- _Short problem_:
Review the material line by line. Identify and copy every line that contains the string "grid".

(Dataset entries on figures)

:::::

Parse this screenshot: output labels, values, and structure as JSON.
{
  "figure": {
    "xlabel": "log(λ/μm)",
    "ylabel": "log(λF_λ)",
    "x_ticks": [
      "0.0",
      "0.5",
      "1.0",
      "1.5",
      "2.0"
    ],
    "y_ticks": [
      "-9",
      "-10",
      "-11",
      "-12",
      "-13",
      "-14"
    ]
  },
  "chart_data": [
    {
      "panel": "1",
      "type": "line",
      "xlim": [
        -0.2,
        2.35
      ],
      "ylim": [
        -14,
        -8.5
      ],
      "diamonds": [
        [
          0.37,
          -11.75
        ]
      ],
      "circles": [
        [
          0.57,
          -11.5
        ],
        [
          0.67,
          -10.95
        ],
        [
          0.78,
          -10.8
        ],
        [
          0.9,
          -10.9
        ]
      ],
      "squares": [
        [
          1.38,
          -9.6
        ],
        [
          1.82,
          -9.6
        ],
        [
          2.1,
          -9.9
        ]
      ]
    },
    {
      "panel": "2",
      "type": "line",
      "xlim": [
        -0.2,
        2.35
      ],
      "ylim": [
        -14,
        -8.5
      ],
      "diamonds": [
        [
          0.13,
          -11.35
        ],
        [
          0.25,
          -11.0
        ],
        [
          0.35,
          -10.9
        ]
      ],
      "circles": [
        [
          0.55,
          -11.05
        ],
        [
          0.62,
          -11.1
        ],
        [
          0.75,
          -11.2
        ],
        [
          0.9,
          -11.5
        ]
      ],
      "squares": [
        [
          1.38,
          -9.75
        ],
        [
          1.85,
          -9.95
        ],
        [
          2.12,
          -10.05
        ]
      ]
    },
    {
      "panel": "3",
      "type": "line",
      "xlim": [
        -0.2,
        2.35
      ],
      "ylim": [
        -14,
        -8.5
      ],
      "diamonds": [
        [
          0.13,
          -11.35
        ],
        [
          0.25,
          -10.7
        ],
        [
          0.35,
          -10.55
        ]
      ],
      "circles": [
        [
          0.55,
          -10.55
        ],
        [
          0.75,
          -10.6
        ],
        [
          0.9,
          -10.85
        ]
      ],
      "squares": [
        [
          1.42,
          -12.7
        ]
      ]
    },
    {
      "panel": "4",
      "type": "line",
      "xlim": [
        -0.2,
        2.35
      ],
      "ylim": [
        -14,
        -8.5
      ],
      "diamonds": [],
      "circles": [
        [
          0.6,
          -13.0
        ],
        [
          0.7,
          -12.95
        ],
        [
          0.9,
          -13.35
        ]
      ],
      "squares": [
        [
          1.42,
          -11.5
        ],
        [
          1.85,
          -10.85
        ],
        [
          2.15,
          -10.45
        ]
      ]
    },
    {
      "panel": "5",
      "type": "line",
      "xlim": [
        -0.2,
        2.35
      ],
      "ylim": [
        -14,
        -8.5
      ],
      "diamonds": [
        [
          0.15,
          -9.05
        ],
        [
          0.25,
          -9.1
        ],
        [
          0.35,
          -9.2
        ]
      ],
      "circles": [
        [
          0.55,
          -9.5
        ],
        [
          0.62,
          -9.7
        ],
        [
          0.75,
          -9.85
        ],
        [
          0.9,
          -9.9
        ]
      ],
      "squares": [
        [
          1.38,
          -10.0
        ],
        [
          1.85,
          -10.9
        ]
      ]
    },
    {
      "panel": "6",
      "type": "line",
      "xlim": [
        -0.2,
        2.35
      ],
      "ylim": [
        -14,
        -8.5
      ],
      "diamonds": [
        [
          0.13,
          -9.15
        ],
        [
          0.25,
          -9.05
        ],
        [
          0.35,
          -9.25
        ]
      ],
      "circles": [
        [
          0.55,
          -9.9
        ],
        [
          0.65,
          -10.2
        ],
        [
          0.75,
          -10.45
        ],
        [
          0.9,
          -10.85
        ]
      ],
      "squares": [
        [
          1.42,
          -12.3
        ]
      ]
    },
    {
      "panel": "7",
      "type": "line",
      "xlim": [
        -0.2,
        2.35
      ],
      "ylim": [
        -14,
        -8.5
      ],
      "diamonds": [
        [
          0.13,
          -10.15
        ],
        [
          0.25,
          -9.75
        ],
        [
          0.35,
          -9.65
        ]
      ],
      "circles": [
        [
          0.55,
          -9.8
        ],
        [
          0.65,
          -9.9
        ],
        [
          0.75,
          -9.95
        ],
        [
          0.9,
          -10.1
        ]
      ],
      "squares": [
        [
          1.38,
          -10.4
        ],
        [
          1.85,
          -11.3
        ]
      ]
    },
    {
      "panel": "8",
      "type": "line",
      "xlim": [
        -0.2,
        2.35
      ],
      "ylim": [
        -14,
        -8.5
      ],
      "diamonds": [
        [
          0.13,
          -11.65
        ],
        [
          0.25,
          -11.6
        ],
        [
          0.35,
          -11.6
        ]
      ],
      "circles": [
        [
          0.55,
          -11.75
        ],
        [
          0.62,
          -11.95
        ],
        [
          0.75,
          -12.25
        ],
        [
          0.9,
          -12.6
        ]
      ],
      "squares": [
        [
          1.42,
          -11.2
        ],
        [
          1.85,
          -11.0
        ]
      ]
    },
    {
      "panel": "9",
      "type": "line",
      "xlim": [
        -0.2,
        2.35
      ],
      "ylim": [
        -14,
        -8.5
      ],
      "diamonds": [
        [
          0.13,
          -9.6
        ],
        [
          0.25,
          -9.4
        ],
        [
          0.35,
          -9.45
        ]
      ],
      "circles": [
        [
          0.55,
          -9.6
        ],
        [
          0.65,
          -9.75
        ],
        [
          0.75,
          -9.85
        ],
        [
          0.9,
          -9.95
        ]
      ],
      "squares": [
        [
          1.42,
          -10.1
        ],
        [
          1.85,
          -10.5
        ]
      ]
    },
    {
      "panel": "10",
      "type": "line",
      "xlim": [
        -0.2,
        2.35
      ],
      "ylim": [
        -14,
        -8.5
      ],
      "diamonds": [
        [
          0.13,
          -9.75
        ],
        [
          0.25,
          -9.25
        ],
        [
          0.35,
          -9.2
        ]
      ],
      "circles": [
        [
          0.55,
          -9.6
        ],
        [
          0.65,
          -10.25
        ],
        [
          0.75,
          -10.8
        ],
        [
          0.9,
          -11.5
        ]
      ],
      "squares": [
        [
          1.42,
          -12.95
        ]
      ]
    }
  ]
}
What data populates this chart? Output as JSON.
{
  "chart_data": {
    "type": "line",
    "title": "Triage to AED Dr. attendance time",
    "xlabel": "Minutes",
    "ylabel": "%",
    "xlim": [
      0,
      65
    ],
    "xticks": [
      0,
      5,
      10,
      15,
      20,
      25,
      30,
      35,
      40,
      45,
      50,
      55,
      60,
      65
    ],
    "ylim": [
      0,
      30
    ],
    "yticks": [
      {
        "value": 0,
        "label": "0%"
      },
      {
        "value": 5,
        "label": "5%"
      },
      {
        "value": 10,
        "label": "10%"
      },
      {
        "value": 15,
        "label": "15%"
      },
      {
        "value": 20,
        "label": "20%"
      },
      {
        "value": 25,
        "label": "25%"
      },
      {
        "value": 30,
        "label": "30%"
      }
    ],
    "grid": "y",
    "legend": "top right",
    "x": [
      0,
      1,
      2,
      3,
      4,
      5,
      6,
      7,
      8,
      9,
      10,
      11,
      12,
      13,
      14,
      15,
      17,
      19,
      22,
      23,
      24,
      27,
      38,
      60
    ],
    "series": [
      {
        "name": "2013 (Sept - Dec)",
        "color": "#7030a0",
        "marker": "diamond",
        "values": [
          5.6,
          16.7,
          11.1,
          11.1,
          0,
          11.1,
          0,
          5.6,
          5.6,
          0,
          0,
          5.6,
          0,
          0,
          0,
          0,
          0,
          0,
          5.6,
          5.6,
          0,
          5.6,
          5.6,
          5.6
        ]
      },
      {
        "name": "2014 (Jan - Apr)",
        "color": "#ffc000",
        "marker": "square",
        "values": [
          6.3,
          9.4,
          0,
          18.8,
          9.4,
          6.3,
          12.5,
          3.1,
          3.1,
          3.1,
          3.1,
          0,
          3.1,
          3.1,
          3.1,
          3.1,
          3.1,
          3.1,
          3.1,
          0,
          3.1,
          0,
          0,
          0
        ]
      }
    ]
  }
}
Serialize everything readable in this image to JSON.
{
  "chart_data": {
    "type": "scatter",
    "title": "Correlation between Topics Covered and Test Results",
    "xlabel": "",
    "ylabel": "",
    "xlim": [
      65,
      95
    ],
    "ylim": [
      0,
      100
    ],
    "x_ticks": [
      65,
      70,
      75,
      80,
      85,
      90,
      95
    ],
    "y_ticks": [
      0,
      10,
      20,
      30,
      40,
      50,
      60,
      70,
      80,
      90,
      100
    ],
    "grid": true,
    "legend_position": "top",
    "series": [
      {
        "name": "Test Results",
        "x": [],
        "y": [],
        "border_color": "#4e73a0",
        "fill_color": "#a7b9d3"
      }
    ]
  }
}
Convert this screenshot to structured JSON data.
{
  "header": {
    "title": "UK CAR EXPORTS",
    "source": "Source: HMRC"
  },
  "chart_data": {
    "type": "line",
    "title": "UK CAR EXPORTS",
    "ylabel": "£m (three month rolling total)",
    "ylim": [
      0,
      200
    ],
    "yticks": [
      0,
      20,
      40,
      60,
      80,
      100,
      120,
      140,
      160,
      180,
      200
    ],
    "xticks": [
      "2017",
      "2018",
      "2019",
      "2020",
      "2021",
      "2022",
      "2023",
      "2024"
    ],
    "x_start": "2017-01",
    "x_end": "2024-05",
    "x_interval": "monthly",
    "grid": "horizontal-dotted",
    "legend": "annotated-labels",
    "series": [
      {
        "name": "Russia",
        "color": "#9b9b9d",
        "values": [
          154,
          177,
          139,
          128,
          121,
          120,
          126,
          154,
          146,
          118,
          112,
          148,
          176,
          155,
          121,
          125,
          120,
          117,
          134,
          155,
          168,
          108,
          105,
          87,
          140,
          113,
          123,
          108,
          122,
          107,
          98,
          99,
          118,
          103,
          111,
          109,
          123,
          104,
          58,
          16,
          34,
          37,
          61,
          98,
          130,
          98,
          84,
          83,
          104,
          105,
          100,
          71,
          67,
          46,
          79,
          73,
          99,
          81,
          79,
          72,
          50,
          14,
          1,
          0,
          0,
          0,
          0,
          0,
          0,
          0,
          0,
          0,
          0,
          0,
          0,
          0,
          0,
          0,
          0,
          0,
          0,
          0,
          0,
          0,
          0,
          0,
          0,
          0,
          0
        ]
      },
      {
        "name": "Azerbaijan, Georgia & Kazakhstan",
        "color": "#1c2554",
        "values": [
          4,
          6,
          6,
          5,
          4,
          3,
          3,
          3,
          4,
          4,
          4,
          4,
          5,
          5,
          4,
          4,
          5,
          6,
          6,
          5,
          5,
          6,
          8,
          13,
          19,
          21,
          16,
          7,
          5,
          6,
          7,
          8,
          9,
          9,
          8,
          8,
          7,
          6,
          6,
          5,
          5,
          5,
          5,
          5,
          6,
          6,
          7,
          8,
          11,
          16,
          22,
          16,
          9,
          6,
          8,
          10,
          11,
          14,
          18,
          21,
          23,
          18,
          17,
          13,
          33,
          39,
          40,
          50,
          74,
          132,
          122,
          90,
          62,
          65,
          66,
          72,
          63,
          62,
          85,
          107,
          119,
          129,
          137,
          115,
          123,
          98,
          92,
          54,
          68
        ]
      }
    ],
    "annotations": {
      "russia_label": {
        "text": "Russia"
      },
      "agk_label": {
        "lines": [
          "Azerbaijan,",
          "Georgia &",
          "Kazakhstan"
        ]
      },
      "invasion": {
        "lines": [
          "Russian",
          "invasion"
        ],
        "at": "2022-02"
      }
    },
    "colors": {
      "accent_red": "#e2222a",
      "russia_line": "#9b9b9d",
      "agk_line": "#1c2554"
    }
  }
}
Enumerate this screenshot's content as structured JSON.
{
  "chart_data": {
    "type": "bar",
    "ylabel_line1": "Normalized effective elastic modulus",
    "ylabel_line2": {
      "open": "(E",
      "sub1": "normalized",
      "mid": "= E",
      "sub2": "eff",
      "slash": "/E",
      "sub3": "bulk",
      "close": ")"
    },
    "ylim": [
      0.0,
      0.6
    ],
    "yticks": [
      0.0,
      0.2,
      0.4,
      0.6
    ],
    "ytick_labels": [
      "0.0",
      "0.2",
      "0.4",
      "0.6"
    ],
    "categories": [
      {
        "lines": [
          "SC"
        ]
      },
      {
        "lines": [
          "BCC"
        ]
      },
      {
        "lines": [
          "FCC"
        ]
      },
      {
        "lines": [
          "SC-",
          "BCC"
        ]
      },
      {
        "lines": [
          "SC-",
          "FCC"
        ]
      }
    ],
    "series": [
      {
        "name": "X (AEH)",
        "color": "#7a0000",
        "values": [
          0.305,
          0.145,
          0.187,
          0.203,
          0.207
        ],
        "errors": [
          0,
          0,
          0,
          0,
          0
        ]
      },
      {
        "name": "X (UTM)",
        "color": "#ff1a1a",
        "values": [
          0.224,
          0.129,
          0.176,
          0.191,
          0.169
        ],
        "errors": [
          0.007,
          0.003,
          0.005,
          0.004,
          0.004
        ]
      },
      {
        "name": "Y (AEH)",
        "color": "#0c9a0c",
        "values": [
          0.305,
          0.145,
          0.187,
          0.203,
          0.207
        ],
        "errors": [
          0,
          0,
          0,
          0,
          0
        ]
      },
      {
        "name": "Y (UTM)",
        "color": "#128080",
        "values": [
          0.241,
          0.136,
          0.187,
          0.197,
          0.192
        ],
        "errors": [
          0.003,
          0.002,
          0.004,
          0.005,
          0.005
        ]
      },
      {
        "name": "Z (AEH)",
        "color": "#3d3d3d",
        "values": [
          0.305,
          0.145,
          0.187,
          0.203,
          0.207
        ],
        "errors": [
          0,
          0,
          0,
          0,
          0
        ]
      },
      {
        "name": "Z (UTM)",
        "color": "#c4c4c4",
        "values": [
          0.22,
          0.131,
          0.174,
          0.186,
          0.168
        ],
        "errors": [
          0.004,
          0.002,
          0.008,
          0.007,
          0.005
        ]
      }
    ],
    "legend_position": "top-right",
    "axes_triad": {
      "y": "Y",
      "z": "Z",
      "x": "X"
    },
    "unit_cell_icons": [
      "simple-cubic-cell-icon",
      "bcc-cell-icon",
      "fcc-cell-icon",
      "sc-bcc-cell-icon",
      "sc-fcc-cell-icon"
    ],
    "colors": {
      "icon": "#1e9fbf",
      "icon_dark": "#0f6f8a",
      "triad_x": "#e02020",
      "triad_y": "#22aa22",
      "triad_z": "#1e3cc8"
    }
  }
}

:::::

- _Answer in full_:
    "grid": "y",
    "grid": true,
    "grid": "horizontal-dotted",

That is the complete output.